Work instructions: Check each line below for the word "right", and copy those that have it.

Records provided:
========

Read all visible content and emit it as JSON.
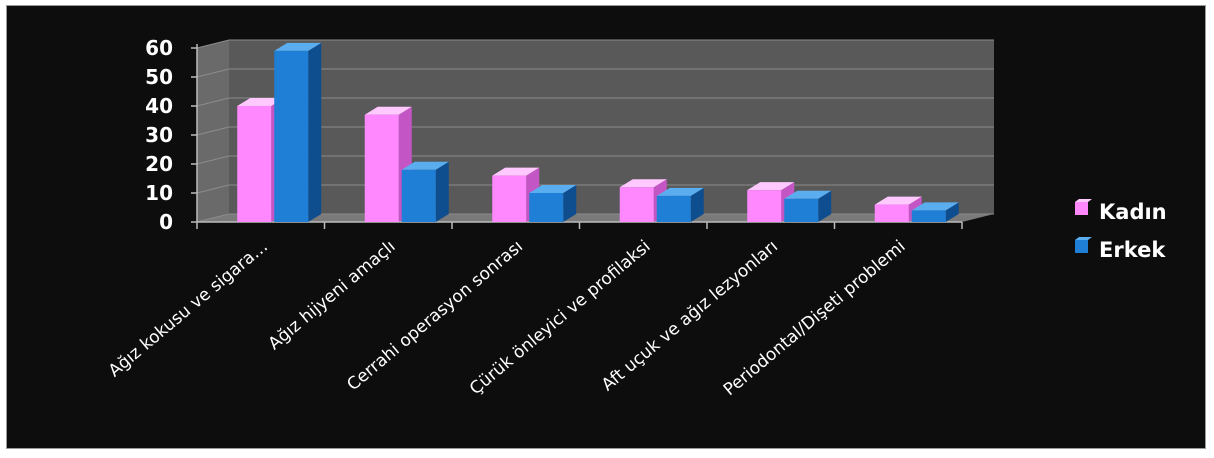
{
  "chart_data": {
    "type": "bar",
    "categories": [
      "Ağız kokusu ve sigara…",
      "Ağız hijyeni amaçlı",
      "Cerrahi operasyon sonrası",
      "Çürük önleyici ve profilaksi",
      "Aft uçuk ve ağız lezyonları",
      "Periodontal/Dişeti problemi"
    ],
    "series": [
      {
        "name": "Kadın",
        "values": [
          40,
          37,
          16,
          12,
          11,
          6
        ],
        "color": "#ff88ff",
        "side": "#c455c4",
        "top": "#ffc8ff"
      },
      {
        "name": "Erkek",
        "values": [
          59,
          18,
          10,
          9,
          8,
          4
        ],
        "color": "#1f7fd6",
        "side": "#0f4e8e",
        "top": "#5aaef0"
      }
    ],
    "ylim": [
      0,
      60
    ],
    "yticks": [
      0,
      10,
      20,
      30,
      40,
      50,
      60
    ],
    "grid": true,
    "legend": "right",
    "background": "#0d0d0d",
    "wall_color": "#595959",
    "gridline_color": "#8c8c8c"
  }
}
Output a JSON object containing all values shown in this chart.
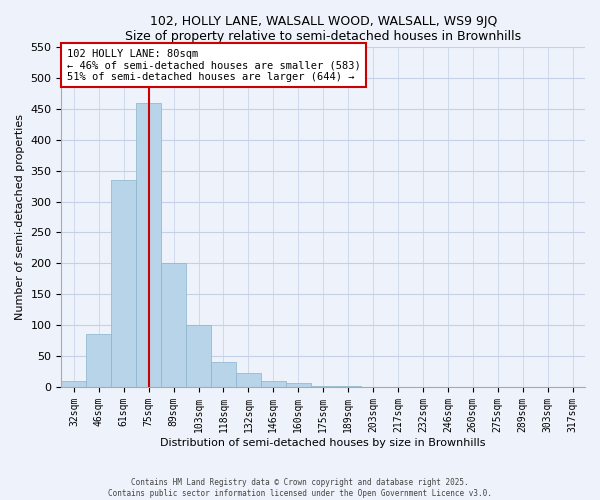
{
  "title": "102, HOLLY LANE, WALSALL WOOD, WALSALL, WS9 9JQ",
  "subtitle": "Size of property relative to semi-detached houses in Brownhills",
  "xlabel": "Distribution of semi-detached houses by size in Brownhills",
  "ylabel": "Number of semi-detached properties",
  "bar_labels": [
    "32sqm",
    "46sqm",
    "61sqm",
    "75sqm",
    "89sqm",
    "103sqm",
    "118sqm",
    "132sqm",
    "146sqm",
    "160sqm",
    "175sqm",
    "189sqm",
    "203sqm",
    "217sqm",
    "232sqm",
    "246sqm",
    "260sqm",
    "275sqm",
    "289sqm",
    "303sqm",
    "317sqm"
  ],
  "bar_values": [
    10,
    85,
    335,
    460,
    200,
    100,
    40,
    22,
    10,
    7,
    2,
    2,
    0,
    0,
    0,
    0,
    0,
    0,
    0,
    0,
    0
  ],
  "bar_color": "#b8d4e8",
  "bar_edge_color": "#8ab4cc",
  "vline_x": 3,
  "annotation_line1": "102 HOLLY LANE: 80sqm",
  "annotation_line2": "← 46% of semi-detached houses are smaller (583)",
  "annotation_line3": "51% of semi-detached houses are larger (644) →",
  "ylim": [
    0,
    550
  ],
  "yticks": [
    0,
    50,
    100,
    150,
    200,
    250,
    300,
    350,
    400,
    450,
    500,
    550
  ],
  "vline_color": "#cc0000",
  "footer1": "Contains HM Land Registry data © Crown copyright and database right 2025.",
  "footer2": "Contains public sector information licensed under the Open Government Licence v3.0.",
  "bg_color": "#eef2fa",
  "grid_color": "#c5d0e8"
}
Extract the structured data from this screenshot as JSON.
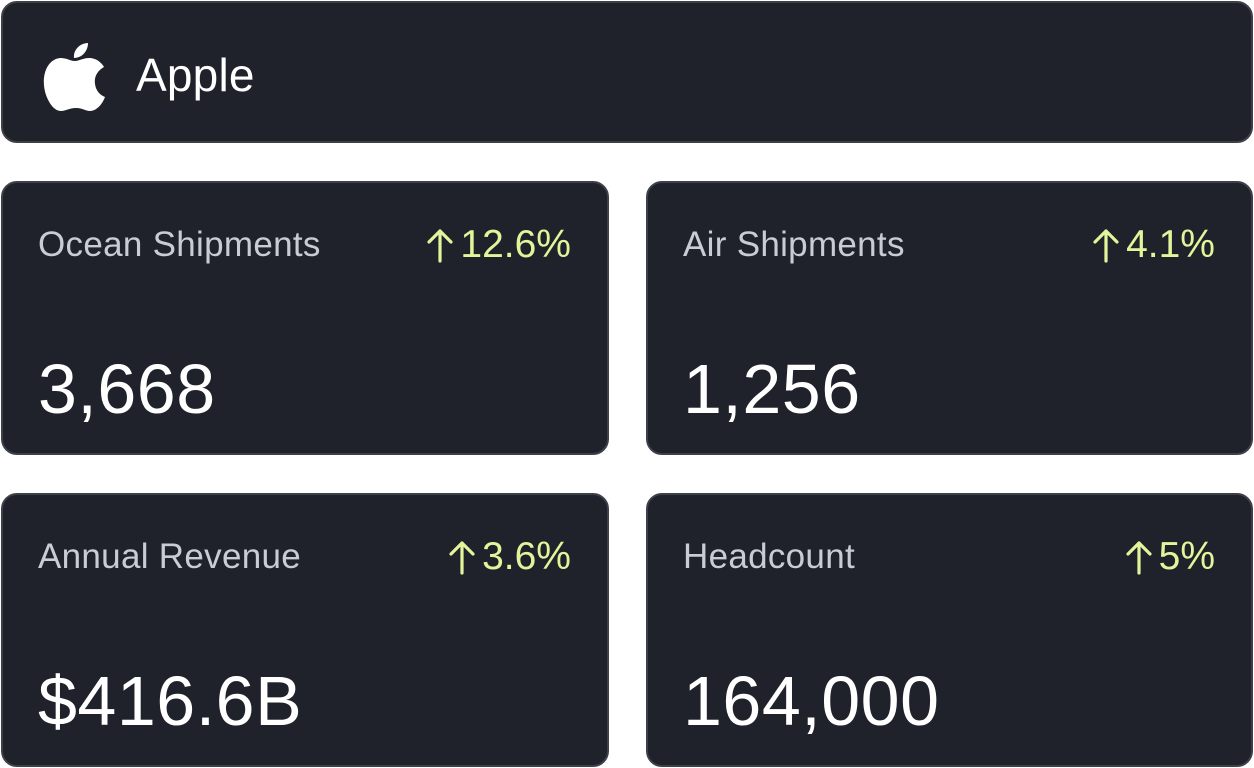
{
  "company": {
    "name": "Apple",
    "logo_icon": "apple-logo-icon"
  },
  "colors": {
    "card_background": "#20222b",
    "card_border": "#3d4049",
    "label_text": "#c9ccd3",
    "change_positive": "#e3f59b",
    "value_text": "#ffffff"
  },
  "stats": [
    {
      "label": "Ocean Shipments",
      "change": "12.6%",
      "direction_icon": "arrow-up-icon",
      "value": "3,668"
    },
    {
      "label": "Air Shipments",
      "change": "4.1%",
      "direction_icon": "arrow-up-icon",
      "value": "1,256"
    },
    {
      "label": "Annual Revenue",
      "change": "3.6%",
      "direction_icon": "arrow-up-icon",
      "value": "$416.6B"
    },
    {
      "label": "Headcount",
      "change": "5%",
      "direction_icon": "arrow-up-icon",
      "value": "164,000"
    }
  ]
}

========

Complete output:
    "legend": "right",
  "footer1": "Contains HM Land Registry data © Crown copyright and database right 2025.",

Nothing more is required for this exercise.